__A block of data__
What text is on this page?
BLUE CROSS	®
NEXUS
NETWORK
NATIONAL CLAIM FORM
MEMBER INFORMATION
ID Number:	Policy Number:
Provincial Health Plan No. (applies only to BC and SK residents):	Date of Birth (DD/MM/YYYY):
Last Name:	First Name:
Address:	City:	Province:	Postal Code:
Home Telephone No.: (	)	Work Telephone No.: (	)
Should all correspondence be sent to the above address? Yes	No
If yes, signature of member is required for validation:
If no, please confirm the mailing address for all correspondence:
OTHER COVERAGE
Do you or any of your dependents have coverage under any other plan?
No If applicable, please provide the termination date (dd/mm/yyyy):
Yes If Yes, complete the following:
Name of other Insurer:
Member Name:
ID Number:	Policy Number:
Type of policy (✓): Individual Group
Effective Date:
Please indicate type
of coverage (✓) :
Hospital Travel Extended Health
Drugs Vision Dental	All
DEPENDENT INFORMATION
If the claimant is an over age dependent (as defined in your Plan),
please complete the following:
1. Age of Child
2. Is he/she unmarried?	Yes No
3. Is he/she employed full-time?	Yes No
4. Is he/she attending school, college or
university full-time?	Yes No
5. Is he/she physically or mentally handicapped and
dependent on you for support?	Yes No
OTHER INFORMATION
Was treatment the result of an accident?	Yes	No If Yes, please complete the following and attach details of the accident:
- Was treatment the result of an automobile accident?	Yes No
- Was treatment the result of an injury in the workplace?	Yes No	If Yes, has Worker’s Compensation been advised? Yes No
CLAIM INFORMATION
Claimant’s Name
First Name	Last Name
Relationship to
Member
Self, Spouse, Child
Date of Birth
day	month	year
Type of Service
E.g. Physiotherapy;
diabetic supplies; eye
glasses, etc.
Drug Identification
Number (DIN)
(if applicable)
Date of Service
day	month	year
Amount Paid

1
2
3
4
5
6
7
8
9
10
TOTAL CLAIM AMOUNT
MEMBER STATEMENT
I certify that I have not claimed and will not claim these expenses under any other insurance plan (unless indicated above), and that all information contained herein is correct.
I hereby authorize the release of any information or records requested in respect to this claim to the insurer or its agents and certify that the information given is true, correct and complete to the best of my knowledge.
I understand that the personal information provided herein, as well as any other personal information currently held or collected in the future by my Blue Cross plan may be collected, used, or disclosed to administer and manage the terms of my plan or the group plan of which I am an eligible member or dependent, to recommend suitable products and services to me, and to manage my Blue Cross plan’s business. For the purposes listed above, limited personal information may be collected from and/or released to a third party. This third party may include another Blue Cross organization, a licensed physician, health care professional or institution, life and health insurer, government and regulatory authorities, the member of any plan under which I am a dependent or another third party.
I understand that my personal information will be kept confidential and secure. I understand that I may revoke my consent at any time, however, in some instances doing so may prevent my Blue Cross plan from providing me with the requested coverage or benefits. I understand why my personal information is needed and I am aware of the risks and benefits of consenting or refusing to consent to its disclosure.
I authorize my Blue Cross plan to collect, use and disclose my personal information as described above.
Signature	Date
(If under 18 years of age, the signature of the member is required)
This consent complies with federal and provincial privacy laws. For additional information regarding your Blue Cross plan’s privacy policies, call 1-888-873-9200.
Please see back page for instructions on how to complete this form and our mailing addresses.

__Aim__
From the entries, report each line that includes the word "result".

__Complete response__
Was treatment the result of an accident?	Yes	No If Yes, please complete the following and attach details of the accident:
- Was treatment the result of an automobile accident?	Yes No
- Was treatment the result of an injury in the workplace?	Yes No	If Yes, has Worker’s Compensation been advised? Yes No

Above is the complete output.